◆ TASK MATERIAL:
-*-

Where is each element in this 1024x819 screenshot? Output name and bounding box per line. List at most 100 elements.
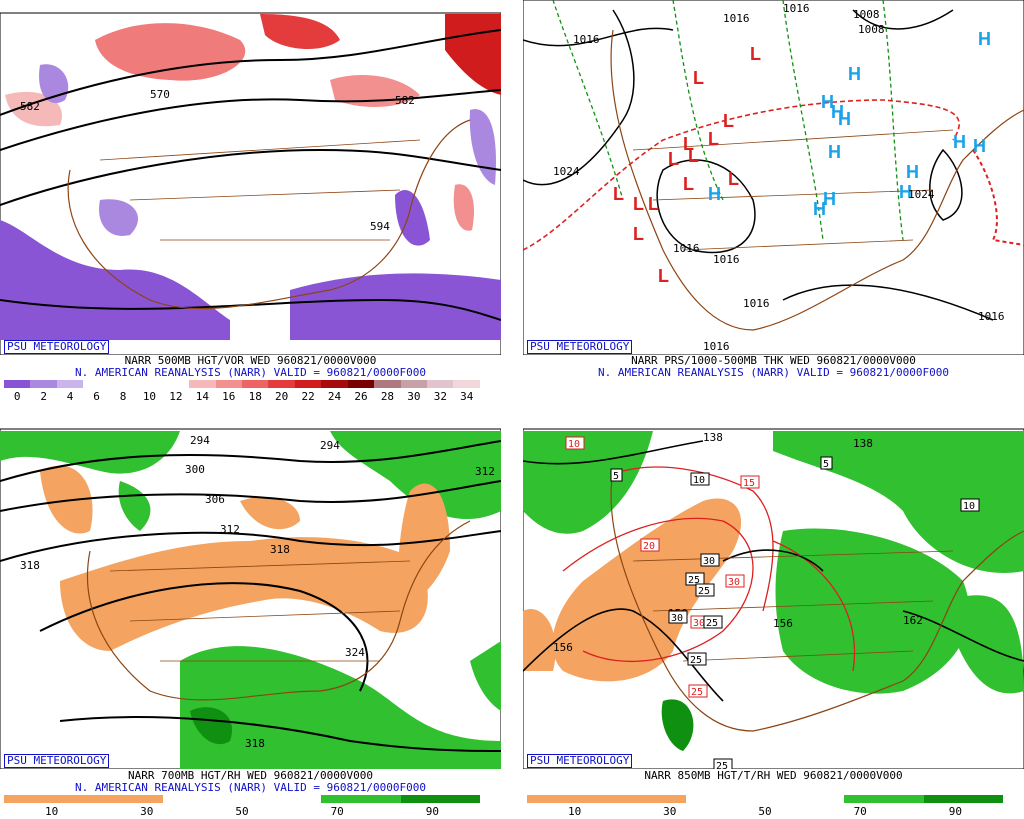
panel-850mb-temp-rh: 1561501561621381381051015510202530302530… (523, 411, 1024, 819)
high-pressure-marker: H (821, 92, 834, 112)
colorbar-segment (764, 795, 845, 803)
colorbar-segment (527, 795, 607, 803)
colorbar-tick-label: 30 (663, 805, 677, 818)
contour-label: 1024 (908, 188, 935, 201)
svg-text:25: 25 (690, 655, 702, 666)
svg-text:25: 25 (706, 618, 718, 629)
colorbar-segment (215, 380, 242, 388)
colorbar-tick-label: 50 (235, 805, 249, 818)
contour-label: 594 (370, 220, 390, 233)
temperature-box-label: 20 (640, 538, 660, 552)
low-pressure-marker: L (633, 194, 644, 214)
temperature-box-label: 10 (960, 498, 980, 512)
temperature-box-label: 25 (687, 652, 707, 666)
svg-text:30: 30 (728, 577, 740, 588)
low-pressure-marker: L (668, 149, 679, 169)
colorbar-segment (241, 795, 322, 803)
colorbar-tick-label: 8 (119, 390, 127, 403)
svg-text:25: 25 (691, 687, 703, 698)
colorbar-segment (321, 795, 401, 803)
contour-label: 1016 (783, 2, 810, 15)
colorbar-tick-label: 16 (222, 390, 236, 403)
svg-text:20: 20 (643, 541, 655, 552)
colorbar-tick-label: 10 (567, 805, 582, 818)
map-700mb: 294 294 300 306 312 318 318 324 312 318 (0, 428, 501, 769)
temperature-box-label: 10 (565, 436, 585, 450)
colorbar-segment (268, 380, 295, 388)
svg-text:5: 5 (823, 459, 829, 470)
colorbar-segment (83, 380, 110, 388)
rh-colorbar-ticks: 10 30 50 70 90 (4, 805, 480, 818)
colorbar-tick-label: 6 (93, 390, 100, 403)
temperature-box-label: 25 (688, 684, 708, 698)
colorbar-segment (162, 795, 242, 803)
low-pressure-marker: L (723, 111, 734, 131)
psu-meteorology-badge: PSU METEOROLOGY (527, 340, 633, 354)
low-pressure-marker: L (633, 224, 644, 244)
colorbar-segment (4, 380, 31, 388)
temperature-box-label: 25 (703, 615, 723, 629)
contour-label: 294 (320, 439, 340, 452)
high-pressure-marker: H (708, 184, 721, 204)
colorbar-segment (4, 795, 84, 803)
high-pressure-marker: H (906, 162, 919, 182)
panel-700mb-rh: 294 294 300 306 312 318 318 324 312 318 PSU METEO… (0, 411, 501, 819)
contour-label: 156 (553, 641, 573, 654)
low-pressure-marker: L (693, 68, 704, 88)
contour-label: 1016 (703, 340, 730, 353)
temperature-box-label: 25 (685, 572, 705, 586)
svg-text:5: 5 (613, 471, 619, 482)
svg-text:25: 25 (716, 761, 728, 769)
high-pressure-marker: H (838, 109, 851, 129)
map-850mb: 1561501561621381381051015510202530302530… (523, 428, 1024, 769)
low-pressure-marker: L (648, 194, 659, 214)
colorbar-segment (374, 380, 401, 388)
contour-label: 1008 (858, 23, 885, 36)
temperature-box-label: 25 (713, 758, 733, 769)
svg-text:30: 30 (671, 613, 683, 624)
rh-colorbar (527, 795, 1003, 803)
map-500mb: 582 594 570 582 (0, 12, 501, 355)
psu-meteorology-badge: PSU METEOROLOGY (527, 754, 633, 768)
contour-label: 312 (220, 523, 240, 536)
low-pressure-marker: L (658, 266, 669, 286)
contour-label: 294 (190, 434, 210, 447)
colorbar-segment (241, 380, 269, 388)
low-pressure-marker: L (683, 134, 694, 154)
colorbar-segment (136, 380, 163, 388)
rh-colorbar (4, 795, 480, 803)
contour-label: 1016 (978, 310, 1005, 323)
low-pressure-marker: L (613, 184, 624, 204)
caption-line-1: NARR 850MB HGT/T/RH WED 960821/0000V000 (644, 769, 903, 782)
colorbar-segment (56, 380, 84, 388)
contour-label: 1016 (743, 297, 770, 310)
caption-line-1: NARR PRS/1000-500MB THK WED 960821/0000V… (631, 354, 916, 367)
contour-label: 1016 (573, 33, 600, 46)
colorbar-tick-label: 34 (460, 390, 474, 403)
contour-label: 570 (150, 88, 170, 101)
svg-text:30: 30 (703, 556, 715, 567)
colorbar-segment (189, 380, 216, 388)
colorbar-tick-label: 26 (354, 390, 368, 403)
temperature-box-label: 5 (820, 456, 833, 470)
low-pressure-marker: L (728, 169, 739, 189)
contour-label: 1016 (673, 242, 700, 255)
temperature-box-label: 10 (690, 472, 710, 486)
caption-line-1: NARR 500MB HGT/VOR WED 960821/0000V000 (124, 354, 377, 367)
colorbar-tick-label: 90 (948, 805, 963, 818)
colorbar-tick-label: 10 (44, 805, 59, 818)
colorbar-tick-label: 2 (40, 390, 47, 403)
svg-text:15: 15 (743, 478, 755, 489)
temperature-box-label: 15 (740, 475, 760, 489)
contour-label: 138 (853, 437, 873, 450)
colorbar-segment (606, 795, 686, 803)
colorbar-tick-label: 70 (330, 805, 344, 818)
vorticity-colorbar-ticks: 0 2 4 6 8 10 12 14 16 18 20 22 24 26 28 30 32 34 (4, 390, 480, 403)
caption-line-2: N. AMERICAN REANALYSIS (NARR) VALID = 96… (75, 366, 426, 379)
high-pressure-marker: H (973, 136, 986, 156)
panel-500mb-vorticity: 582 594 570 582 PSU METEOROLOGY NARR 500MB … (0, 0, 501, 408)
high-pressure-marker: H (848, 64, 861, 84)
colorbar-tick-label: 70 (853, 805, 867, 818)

-*-

◆ WHAT NEEDS TO BE DONE:
Copy the records above word for word, leaving out the picture.

◆ SOLUTION FOR THIS EXERCISE:
Where is each element in this 1024x819 screenshot? Output name and bounding box per line. List at most 100 elements.
panel-850mb-temp-rh: 1561501561621381381051015510202530302530… (523, 411, 1024, 819)
high-pressure-marker: H (821, 92, 834, 112)
colorbar-segment (764, 795, 845, 803)
colorbar-segment (527, 795, 607, 803)
colorbar-tick-label: 30 (663, 805, 677, 818)
contour-label: 1024 (908, 188, 935, 201)
svg-text:25: 25 (690, 655, 702, 666)
svg-text:25: 25 (706, 618, 718, 629)
colorbar-segment (215, 380, 242, 388)
colorbar-tick-label: 50 (235, 805, 249, 818)
contour-label: 594 (370, 220, 390, 233)
temperature-box-label: 20 (640, 538, 660, 552)
low-pressure-marker: L (633, 194, 644, 214)
temperature-box-label: 10 (960, 498, 980, 512)
temperature-box-label: 25 (687, 652, 707, 666)
svg-text:30: 30 (728, 577, 740, 588)
low-pressure-marker: L (668, 149, 679, 169)
colorbar-segment (241, 795, 322, 803)
colorbar-tick-label: 8 (119, 390, 127, 403)
svg-text:25: 25 (691, 687, 703, 698)
colorbar-segment (321, 795, 401, 803)
contour-label: 1016 (783, 2, 810, 15)
colorbar-tick-label: 16 (222, 390, 236, 403)
svg-text:20: 20 (643, 541, 655, 552)
colorbar-tick-label: 10 (567, 805, 582, 818)
map-700mb: 294 294 300 306 312 318 318 324 312 318 (0, 428, 501, 769)
temperature-box-label: 10 (565, 436, 585, 450)
colorbar-segment (268, 380, 295, 388)
svg-text:5: 5 (823, 459, 829, 470)
colorbar-segment (83, 380, 110, 388)
rh-colorbar-ticks: 10 30 50 70 90 (4, 805, 480, 818)
colorbar-tick-label: 6 (93, 390, 100, 403)
temperature-box-label: 25 (688, 684, 708, 698)
colorbar-segment (162, 795, 242, 803)
low-pressure-marker: L (723, 111, 734, 131)
psu-meteorology-badge: PSU METEOROLOGY (527, 340, 633, 354)
low-pressure-marker: L (633, 224, 644, 244)
colorbar-segment (4, 380, 31, 388)
temperature-box-label: 25 (703, 615, 723, 629)
contour-label: 294 (320, 439, 340, 452)
high-pressure-marker: H (708, 184, 721, 204)
colorbar-segment (4, 795, 84, 803)
high-pressure-marker: H (906, 162, 919, 182)
panel-700mb-rh: 294 294 300 306 312 318 318 324 312 318 PSU METEO… (0, 411, 501, 819)
contour-label: 156 (553, 641, 573, 654)
low-pressure-marker: L (693, 68, 704, 88)
contour-label: 1016 (703, 340, 730, 353)
temperature-box-label: 25 (685, 572, 705, 586)
svg-text:5: 5 (613, 471, 619, 482)
svg-text:25: 25 (716, 761, 728, 769)
high-pressure-marker: H (838, 109, 851, 129)
map-850mb: 1561501561621381381051015510202530302530… (523, 428, 1024, 769)
low-pressure-marker: L (648, 194, 659, 214)
colorbar-segment (374, 380, 401, 388)
contour-label: 1008 (858, 23, 885, 36)
temperature-box-label: 25 (713, 758, 733, 769)
svg-text:30: 30 (671, 613, 683, 624)
rh-colorbar (527, 795, 1003, 803)
map-500mb: 582 594 570 582 (0, 12, 501, 355)
psu-meteorology-badge: PSU METEOROLOGY (527, 754, 633, 768)
contour-label: 312 (220, 523, 240, 536)
low-pressure-marker: L (658, 266, 669, 286)
contour-label: 294 (190, 434, 210, 447)
colorbar-segment (241, 380, 269, 388)
low-pressure-marker: L (683, 134, 694, 154)
colorbar-segment (136, 380, 163, 388)
rh-colorbar (4, 795, 480, 803)
contour-label: 1016 (978, 310, 1005, 323)
low-pressure-marker: L (613, 184, 624, 204)
caption-line-1: NARR 850MB HGT/T/RH WED 960821/0000V000 (644, 769, 903, 782)
colorbar-segment (56, 380, 84, 388)
contour-label: 1016 (743, 297, 770, 310)
caption-line-1: NARR PRS/1000-500MB THK WED 960821/0000V… (631, 354, 916, 367)
contour-label: 1016 (573, 33, 600, 46)
colorbar-tick-label: 34 (460, 390, 474, 403)
contour-label: 570 (150, 88, 170, 101)
svg-text:30: 30 (703, 556, 715, 567)
colorbar-segment (189, 380, 216, 388)
colorbar-tick-label: 26 (354, 390, 368, 403)
temperature-box-label: 5 (820, 456, 833, 470)
low-pressure-marker: L (728, 169, 739, 189)
contour-label: 1016 (673, 242, 700, 255)
temperature-box-label: 10 (690, 472, 710, 486)
caption-line-1: NARR 500MB HGT/VOR WED 960821/0000V000 (124, 354, 377, 367)
colorbar-tick-label: 90 (948, 805, 963, 818)
colorbar-tick-label: 10 (44, 805, 59, 818)
colorbar-tick-label: 2 (40, 390, 47, 403)
svg-text:15: 15 (743, 478, 755, 489)
temperature-box-label: 15 (740, 475, 760, 489)
contour-label: 138 (853, 437, 873, 450)
colorbar-segment (606, 795, 686, 803)
colorbar-tick-label: 70 (330, 805, 344, 818)
vorticity-colorbar-ticks: 0 2 4 6 8 10 12 14 16 18 20 22 24 26 28 30 32 34 (4, 390, 480, 403)
caption-line-2: N. AMERICAN REANALYSIS (NARR) VALID = 96… (75, 366, 426, 379)
high-pressure-marker: H (973, 136, 986, 156)
panel-500mb-vorticity: 582 594 570 582 PSU METEOROLOGY NARR 500MB … (0, 0, 501, 408)
high-pressure-marker: H (848, 64, 861, 84)
colorbar-tick-label: 70 (853, 805, 867, 818)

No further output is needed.